What the task requires
Compile every line that includes the word "Pieroni".

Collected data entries
* * * * * * *
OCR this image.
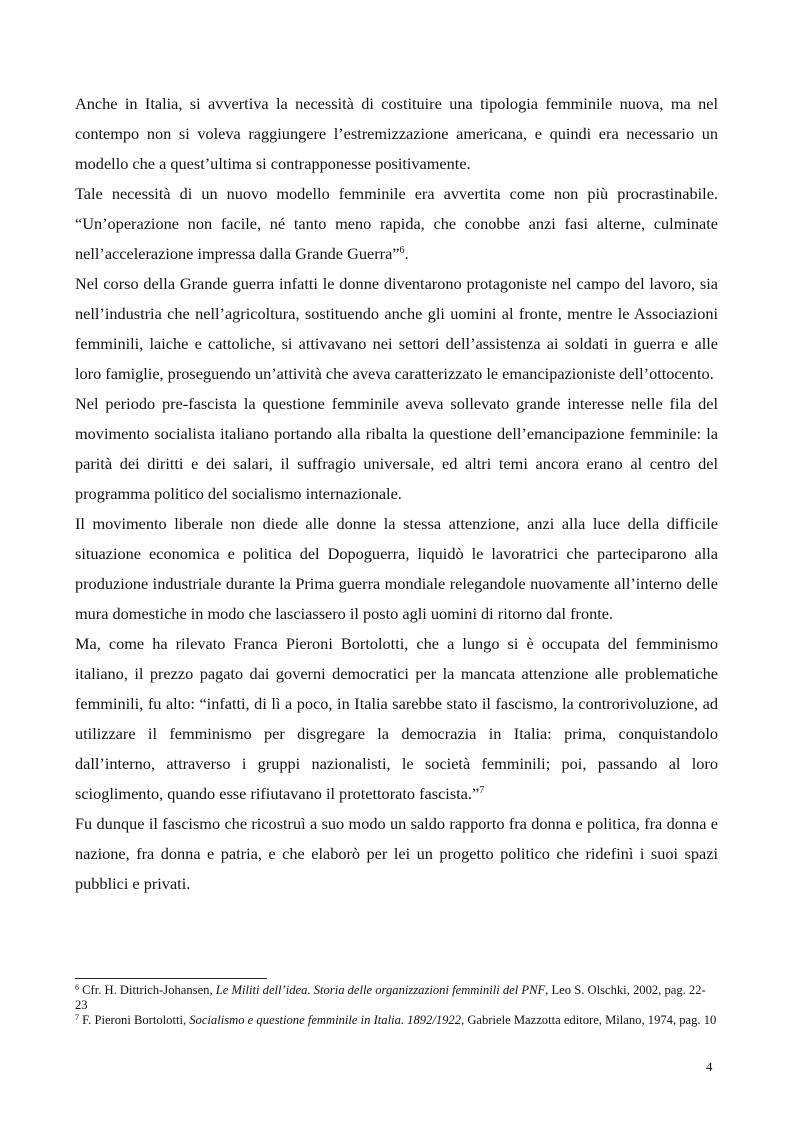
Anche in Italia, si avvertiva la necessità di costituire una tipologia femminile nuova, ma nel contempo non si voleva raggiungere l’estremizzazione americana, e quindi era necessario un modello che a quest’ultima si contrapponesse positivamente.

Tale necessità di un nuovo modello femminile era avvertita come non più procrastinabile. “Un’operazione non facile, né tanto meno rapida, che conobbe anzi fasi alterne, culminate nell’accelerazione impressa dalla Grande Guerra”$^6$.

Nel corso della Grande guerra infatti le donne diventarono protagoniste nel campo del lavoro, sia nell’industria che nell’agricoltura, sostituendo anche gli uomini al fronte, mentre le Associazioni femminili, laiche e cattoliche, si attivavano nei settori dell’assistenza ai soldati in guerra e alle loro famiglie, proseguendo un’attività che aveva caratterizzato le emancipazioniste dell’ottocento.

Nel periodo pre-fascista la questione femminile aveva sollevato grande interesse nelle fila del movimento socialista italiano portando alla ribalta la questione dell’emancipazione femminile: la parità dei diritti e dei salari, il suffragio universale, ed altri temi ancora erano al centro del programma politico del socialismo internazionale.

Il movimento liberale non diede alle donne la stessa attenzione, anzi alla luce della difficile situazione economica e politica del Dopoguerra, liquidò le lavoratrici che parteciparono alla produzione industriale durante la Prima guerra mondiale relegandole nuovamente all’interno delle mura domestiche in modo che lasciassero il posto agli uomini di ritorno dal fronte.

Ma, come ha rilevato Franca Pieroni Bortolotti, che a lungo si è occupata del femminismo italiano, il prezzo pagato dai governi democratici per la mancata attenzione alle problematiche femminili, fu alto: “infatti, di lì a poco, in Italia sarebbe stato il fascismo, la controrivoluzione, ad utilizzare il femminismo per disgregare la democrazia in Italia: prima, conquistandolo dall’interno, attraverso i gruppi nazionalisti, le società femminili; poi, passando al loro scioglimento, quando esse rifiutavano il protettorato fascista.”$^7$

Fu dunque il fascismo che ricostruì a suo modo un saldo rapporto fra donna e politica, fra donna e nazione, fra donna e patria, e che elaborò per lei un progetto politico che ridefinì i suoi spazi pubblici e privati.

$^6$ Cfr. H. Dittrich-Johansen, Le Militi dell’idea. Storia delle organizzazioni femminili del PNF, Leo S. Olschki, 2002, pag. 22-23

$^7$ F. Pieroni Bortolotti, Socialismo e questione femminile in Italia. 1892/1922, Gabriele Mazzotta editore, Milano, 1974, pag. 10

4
* * * * * * *
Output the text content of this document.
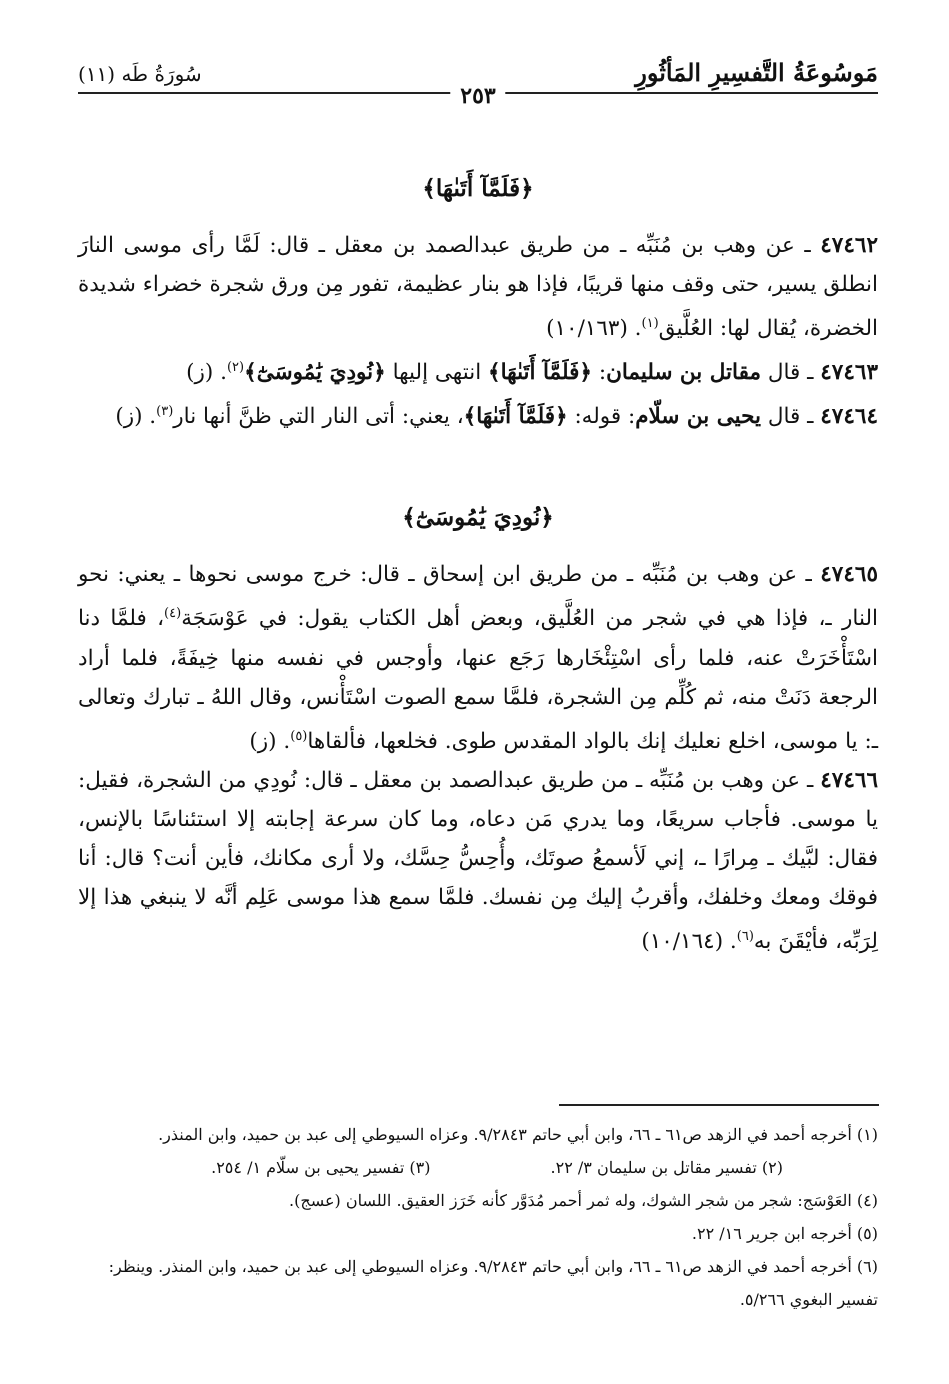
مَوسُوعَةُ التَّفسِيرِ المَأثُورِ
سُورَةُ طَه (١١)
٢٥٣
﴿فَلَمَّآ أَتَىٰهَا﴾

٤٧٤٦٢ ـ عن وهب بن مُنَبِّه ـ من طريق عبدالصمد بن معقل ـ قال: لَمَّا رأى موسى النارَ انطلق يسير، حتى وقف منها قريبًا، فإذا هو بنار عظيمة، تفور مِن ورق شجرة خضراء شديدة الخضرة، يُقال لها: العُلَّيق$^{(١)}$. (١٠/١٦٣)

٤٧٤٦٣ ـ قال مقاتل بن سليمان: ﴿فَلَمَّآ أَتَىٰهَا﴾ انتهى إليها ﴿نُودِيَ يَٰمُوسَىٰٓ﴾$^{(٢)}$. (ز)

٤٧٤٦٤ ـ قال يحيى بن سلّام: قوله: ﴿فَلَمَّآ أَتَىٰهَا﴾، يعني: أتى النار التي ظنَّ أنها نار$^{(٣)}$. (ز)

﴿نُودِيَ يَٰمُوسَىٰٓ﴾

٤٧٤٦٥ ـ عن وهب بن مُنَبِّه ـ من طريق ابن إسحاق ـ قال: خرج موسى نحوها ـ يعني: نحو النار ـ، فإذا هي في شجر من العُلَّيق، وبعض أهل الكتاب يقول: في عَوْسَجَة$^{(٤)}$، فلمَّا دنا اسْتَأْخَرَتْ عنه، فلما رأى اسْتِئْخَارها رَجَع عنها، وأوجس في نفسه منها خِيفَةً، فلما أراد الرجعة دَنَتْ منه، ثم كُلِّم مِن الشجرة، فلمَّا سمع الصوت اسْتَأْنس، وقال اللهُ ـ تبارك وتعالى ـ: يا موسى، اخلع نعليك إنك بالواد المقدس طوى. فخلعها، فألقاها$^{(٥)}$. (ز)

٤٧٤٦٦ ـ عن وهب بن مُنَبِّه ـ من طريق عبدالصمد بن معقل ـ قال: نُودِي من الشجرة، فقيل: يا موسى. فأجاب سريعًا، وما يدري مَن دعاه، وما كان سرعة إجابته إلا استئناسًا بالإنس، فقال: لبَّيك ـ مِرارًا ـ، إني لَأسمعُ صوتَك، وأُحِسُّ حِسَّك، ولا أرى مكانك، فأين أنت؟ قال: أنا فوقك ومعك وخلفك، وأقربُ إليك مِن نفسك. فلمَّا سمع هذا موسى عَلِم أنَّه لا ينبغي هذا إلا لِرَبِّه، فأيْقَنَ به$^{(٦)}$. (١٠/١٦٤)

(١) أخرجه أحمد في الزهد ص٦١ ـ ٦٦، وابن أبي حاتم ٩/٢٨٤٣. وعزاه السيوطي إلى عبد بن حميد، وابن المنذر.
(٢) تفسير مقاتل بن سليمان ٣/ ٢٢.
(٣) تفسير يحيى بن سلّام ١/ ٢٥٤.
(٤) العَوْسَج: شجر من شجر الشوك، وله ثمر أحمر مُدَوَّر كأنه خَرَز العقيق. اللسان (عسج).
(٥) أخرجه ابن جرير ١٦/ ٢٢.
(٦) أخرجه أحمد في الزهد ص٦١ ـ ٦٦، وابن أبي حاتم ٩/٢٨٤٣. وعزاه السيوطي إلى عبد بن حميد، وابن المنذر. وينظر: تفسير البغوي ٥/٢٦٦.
* * * * * * *
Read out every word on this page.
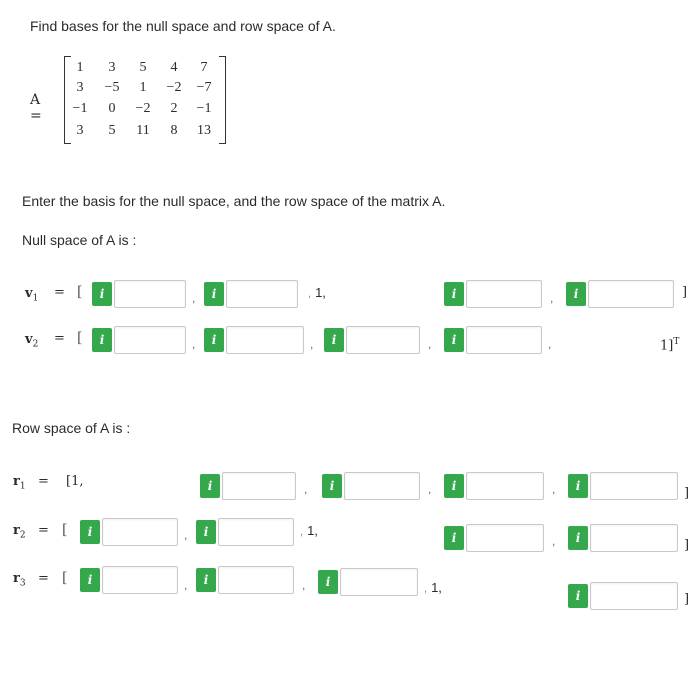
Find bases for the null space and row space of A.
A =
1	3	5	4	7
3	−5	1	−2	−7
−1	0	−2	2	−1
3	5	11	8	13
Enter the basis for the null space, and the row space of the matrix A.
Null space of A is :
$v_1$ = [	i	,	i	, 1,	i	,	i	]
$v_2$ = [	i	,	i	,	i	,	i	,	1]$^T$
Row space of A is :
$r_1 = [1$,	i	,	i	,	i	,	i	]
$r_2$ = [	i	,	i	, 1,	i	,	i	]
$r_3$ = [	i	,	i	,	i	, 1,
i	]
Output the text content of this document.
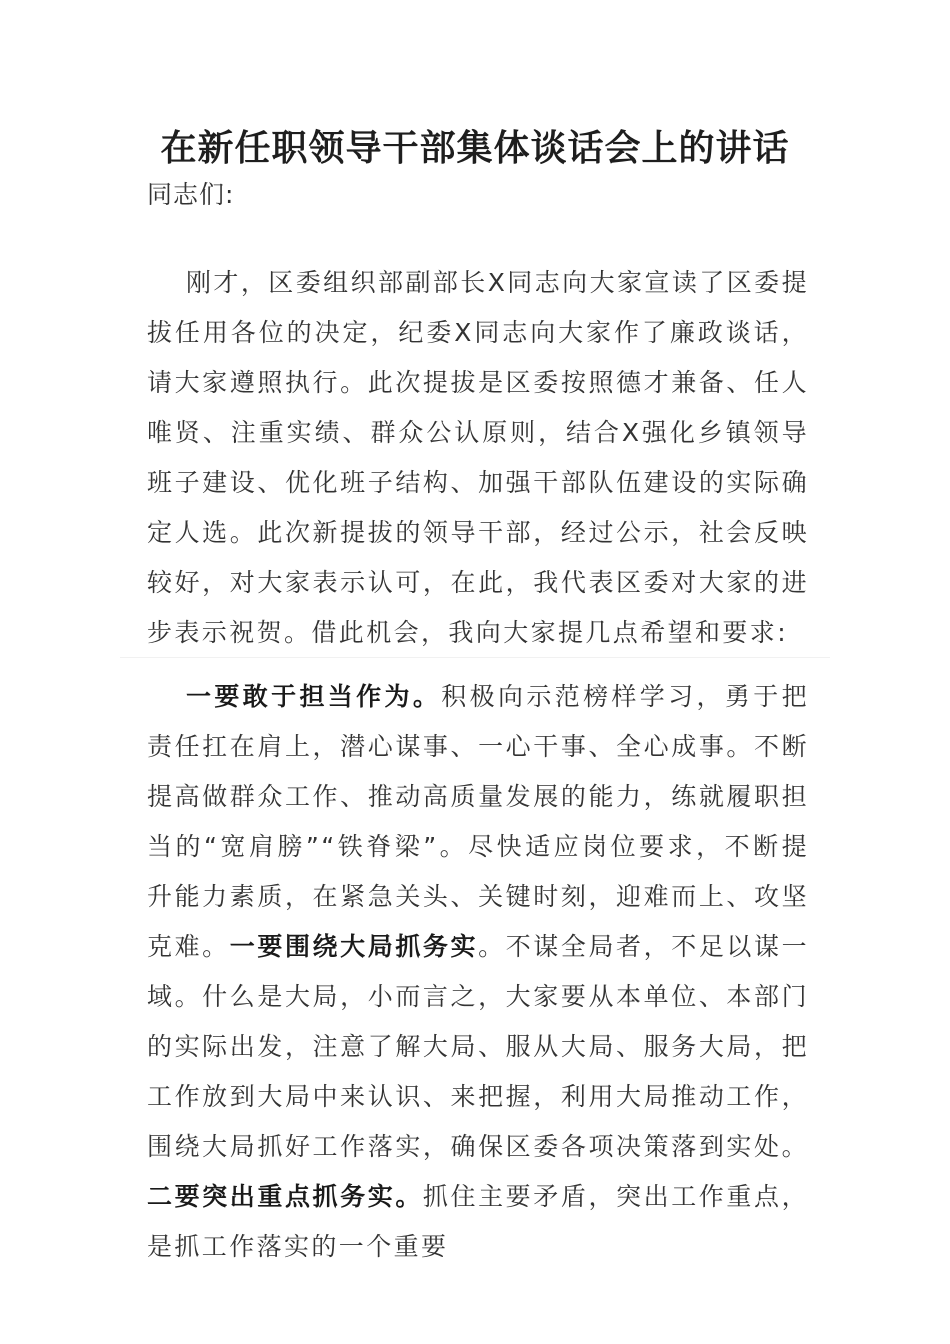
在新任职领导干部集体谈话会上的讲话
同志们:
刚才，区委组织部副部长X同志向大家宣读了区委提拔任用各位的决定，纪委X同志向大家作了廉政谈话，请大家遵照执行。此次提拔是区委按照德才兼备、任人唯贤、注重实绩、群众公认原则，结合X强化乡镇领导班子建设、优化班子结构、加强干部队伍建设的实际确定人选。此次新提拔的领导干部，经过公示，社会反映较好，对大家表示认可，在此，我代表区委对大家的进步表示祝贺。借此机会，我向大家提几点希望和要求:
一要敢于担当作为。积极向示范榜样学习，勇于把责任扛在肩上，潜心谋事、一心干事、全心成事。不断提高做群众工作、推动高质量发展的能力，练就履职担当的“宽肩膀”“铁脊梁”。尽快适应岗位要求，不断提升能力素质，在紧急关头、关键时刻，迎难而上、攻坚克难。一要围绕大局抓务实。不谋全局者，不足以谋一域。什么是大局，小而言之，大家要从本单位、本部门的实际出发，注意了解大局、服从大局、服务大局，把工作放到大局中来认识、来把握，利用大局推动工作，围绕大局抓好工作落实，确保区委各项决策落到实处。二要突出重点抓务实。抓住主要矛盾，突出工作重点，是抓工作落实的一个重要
* * * * * * *
Output for this exercise
Ma, come ha rilevato Franca Pieroni Bortolotti, che a lungo si è occupata del femminismo italiano, il prezzo pagato dai governi democratici per la mancata attenzione alle problematiche femminili, fu alto: “infatti, di lì a poco, in Italia sarebbe stato il fascismo, la controrivoluzione, ad utilizzare il femminismo per disgregare la democrazia in Italia: prima, conquistandolo dall’interno, attraverso i gruppi nazionalisti, le società femminili; poi, passando al loro scioglimento, quando esse rifiutavano il protettorato fascista.”$^7$
$^7$ F. Pieroni Bortolotti, Socialismo e questione femminile in Italia. 1892/1922, Gabriele Mazzotta editore, Milano, 1974, pag. 10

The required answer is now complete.